Objective: Find every line in the records below that holds the word "参考答案", and copy it out.

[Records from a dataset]

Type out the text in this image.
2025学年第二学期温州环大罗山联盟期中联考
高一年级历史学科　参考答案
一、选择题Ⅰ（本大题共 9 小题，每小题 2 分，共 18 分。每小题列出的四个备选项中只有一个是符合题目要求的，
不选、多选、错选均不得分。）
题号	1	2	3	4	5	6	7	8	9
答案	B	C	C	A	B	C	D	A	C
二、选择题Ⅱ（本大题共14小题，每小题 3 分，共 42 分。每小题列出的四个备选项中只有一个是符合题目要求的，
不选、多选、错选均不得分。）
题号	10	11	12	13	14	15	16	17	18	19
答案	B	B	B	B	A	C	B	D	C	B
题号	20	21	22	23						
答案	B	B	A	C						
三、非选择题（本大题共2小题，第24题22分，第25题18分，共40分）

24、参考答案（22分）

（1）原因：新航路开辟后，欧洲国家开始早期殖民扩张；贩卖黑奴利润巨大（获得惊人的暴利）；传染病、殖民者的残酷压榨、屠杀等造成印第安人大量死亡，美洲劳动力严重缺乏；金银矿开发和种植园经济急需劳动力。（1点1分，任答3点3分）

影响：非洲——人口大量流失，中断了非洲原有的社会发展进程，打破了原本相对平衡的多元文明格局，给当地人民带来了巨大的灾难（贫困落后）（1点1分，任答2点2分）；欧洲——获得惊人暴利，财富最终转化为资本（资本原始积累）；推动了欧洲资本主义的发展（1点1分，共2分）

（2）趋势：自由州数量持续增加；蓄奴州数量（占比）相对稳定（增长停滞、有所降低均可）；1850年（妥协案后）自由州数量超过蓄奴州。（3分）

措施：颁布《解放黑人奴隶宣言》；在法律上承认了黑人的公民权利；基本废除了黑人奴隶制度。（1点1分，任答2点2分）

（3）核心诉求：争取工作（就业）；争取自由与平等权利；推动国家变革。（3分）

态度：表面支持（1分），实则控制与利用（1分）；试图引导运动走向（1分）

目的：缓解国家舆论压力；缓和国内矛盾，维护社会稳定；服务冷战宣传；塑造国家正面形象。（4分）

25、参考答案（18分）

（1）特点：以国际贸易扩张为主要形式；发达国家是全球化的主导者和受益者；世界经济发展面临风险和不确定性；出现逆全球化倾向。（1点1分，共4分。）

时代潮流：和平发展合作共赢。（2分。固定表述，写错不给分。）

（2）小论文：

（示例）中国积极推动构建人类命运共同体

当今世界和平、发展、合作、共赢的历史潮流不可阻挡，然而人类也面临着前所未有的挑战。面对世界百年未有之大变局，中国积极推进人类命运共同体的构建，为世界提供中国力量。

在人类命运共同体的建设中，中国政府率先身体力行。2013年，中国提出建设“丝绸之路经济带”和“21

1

Final answer:
高一年级历史学科　参考答案
24、参考答案（22分）
25、参考答案（18分）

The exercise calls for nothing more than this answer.